• **What to produce**: All of the records below should be output exactly.

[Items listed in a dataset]
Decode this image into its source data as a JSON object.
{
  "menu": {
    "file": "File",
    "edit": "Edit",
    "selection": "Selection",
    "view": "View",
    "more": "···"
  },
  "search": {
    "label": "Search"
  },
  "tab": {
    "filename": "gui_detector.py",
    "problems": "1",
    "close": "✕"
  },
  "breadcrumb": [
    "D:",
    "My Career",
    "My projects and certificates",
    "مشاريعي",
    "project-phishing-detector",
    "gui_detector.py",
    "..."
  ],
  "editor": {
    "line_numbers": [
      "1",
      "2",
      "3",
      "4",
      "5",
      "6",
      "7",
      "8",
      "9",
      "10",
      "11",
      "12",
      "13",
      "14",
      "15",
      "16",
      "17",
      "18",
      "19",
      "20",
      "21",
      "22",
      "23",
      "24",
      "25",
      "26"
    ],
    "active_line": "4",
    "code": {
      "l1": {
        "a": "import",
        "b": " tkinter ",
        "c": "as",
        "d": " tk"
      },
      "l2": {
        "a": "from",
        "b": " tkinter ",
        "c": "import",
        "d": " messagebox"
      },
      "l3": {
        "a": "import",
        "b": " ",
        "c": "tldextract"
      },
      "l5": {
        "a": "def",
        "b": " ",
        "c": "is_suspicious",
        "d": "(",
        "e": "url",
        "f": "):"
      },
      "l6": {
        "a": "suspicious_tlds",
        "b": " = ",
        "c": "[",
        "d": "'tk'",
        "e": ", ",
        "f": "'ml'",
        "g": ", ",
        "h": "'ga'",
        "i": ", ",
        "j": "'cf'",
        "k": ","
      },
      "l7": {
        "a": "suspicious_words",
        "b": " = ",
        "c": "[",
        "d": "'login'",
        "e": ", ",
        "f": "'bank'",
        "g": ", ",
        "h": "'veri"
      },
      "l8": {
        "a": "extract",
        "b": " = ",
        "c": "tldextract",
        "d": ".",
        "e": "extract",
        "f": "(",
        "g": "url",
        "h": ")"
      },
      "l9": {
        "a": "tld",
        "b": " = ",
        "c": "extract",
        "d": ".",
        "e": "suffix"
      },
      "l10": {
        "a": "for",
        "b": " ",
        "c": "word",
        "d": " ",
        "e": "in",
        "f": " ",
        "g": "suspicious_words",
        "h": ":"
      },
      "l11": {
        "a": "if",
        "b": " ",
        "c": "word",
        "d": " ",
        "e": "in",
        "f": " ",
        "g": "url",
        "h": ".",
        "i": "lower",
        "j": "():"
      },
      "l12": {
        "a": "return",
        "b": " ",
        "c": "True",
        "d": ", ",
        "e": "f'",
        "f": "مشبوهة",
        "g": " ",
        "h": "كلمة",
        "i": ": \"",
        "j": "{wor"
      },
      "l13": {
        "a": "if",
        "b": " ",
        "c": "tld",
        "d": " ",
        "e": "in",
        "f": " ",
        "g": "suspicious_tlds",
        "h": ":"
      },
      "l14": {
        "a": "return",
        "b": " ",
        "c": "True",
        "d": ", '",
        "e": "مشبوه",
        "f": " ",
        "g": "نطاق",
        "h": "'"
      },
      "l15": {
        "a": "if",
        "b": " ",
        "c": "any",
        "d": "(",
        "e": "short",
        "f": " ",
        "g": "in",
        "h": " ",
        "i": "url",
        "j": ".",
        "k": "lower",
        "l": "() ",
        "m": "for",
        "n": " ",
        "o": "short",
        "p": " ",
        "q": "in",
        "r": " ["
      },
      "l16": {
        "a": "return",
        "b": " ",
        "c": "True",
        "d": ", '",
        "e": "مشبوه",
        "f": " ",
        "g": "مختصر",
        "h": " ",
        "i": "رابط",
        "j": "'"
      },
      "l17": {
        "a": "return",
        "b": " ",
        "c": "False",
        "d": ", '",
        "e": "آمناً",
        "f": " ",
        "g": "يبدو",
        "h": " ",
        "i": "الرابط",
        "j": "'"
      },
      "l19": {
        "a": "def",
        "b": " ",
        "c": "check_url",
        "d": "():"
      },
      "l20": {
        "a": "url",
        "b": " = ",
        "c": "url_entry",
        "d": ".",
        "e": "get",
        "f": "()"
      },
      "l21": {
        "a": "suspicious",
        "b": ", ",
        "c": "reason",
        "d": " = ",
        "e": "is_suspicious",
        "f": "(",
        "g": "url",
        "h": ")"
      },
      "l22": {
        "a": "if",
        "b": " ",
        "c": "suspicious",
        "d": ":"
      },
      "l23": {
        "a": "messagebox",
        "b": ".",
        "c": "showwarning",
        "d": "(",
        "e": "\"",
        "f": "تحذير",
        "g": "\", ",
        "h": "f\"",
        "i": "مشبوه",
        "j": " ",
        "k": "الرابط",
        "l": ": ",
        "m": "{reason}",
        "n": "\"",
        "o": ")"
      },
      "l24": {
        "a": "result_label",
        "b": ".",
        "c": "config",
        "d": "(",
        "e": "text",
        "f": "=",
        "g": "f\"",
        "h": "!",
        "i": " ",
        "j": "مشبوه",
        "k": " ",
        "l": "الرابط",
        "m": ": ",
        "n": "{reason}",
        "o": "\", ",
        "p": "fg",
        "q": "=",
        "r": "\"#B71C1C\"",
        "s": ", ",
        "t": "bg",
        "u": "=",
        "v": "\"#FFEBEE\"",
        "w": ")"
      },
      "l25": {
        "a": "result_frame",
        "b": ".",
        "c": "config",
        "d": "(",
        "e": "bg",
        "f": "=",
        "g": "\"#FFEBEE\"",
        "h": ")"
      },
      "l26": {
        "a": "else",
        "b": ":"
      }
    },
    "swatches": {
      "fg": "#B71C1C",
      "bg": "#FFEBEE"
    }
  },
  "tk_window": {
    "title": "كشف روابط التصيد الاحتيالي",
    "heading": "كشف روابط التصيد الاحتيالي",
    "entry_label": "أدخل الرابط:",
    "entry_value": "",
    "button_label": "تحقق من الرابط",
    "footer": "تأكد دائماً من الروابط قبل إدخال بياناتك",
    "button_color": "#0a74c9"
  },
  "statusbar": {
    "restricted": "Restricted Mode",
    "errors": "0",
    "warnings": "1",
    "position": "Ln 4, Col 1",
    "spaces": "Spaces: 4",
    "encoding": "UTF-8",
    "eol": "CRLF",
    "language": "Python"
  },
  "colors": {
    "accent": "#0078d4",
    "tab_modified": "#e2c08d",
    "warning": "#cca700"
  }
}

• **Answer below**:
Decode this image into its source data as a JSON object.
{
  "menu": {
    "file": "File",
    "edit": "Edit",
    "selection": "Selection",
    "view": "View",
    "more": "···"
  },
  "search": {
    "label": "Search"
  },
  "tab": {
    "filename": "gui_detector.py",
    "problems": "1",
    "close": "✕"
  },
  "breadcrumb": [
    "D:",
    "My Career",
    "My projects and certificates",
    "مشاريعي",
    "project-phishing-detector",
    "gui_detector.py",
    "..."
  ],
  "editor": {
    "line_numbers": [
      "1",
      "2",
      "3",
      "4",
      "5",
      "6",
      "7",
      "8",
      "9",
      "10",
      "11",
      "12",
      "13",
      "14",
      "15",
      "16",
      "17",
      "18",
      "19",
      "20",
      "21",
      "22",
      "23",
      "24",
      "25",
      "26"
    ],
    "active_line": "4",
    "code": {
      "l1": {
        "a": "import",
        "b": " tkinter ",
        "c": "as",
        "d": " tk"
      },
      "l2": {
        "a": "from",
        "b": " tkinter ",
        "c": "import",
        "d": " messagebox"
      },
      "l3": {
        "a": "import",
        "b": " ",
        "c": "tldextract"
      },
      "l5": {
        "a": "def",
        "b": " ",
        "c": "is_suspicious",
        "d": "(",
        "e": "url",
        "f": "):"
      },
      "l6": {
        "a": "suspicious_tlds",
        "b": " = ",
        "c": "[",
        "d": "'tk'",
        "e": ", ",
        "f": "'ml'",
        "g": ", ",
        "h": "'ga'",
        "i": ", ",
        "j": "'cf'",
        "k": ","
      },
      "l7": {
        "a": "suspicious_words",
        "b": " = ",
        "c": "[",
        "d": "'login'",
        "e": ", ",
        "f": "'bank'",
        "g": ", ",
        "h": "'veri"
      },
      "l8": {
        "a": "extract",
        "b": " = ",
        "c": "tldextract",
        "d": ".",
        "e": "extract",
        "f": "(",
        "g": "url",
        "h": ")"
      },
      "l9": {
        "a": "tld",
        "b": " = ",
        "c": "extract",
        "d": ".",
        "e": "suffix"
      },
      "l10": {
        "a": "for",
        "b": " ",
        "c": "word",
        "d": " ",
        "e": "in",
        "f": " ",
        "g": "suspicious_words",
        "h": ":"
      },
      "l11": {
        "a": "if",
        "b": " ",
        "c": "word",
        "d": " ",
        "e": "in",
        "f": " ",
        "g": "url",
        "h": ".",
        "i": "lower",
        "j": "():"
      },
      "l12": {
        "a": "return",
        "b": " ",
        "c": "True",
        "d": ", ",
        "e": "f'",
        "f": "مشبوهة",
        "g": " ",
        "h": "كلمة",
        "i": ": \"",
        "j": "{wor"
      },
      "l13": {
        "a": "if",
        "b": " ",
        "c": "tld",
        "d": " ",
        "e": "in",
        "f": " ",
        "g": "suspicious_tlds",
        "h": ":"
      },
      "l14": {
        "a": "return",
        "b": " ",
        "c": "True",
        "d": ", '",
        "e": "مشبوه",
        "f": " ",
        "g": "نطاق",
        "h": "'"
      },
      "l15": {
        "a": "if",
        "b": " ",
        "c": "any",
        "d": "(",
        "e": "short",
        "f": " ",
        "g": "in",
        "h": " ",
        "i": "url",
        "j": ".",
        "k": "lower",
        "l": "() ",
        "m": "for",
        "n": " ",
        "o": "short",
        "p": " ",
        "q": "in",
        "r": " ["
      },
      "l16": {
        "a": "return",
        "b": " ",
        "c": "True",
        "d": ", '",
        "e": "مشبوه",
        "f": " ",
        "g": "مختصر",
        "h": " ",
        "i": "رابط",
        "j": "'"
      },
      "l17": {
        "a": "return",
        "b": " ",
        "c": "False",
        "d": ", '",
        "e": "آمناً",
        "f": " ",
        "g": "يبدو",
        "h": " ",
        "i": "الرابط",
        "j": "'"
      },
      "l19": {
        "a": "def",
        "b": " ",
        "c": "check_url",
        "d": "():"
      },
      "l20": {
        "a": "url",
        "b": " = ",
        "c": "url_entry",
        "d": ".",
        "e": "get",
        "f": "()"
      },
      "l21": {
        "a": "suspicious",
        "b": ", ",
        "c": "reason",
        "d": " = ",
        "e": "is_suspicious",
        "f": "(",
        "g": "url",
        "h": ")"
      },
      "l22": {
        "a": "if",
        "b": " ",
        "c": "suspicious",
        "d": ":"
      },
      "l23": {
        "a": "messagebox",
        "b": ".",
        "c": "showwarning",
        "d": "(",
        "e": "\"",
        "f": "تحذير",
        "g": "\", ",
        "h": "f\"",
        "i": "مشبوه",
        "j": " ",
        "k": "الرابط",
        "l": ": ",
        "m": "{reason}",
        "n": "\"",
        "o": ")"
      },
      "l24": {
        "a": "result_label",
        "b": ".",
        "c": "config",
        "d": "(",
        "e": "text",
        "f": "=",
        "g": "f\"",
        "h": "!",
        "i": " ",
        "j": "مشبوه",
        "k": " ",
        "l": "الرابط",
        "m": ": ",
        "n": "{reason}",
        "o": "\", ",
        "p": "fg",
        "q": "=",
        "r": "\"#B71C1C\"",
        "s": ", ",
        "t": "bg",
        "u": "=",
        "v": "\"#FFEBEE\"",
        "w": ")"
      },
      "l25": {
        "a": "result_frame",
        "b": ".",
        "c": "config",
        "d": "(",
        "e": "bg",
        "f": "=",
        "g": "\"#FFEBEE\"",
        "h": ")"
      },
      "l26": {
        "a": "else",
        "b": ":"
      }
    },
    "swatches": {
      "fg": "#B71C1C",
      "bg": "#FFEBEE"
    }
  },
  "tk_window": {
    "title": "كشف روابط التصيد الاحتيالي",
    "heading": "كشف روابط التصيد الاحتيالي",
    "entry_label": "أدخل الرابط:",
    "entry_value": "",
    "button_label": "تحقق من الرابط",
    "footer": "تأكد دائماً من الروابط قبل إدخال بياناتك",
    "button_color": "#0a74c9"
  },
  "statusbar": {
    "restricted": "Restricted Mode",
    "errors": "0",
    "warnings": "1",
    "position": "Ln 4, Col 1",
    "spaces": "Spaces: 4",
    "encoding": "UTF-8",
    "eol": "CRLF",
    "language": "Python"
  },
  "colors": {
    "accent": "#0078d4",
    "tab_modified": "#e2c08d",
    "warning": "#cca700"
  }
}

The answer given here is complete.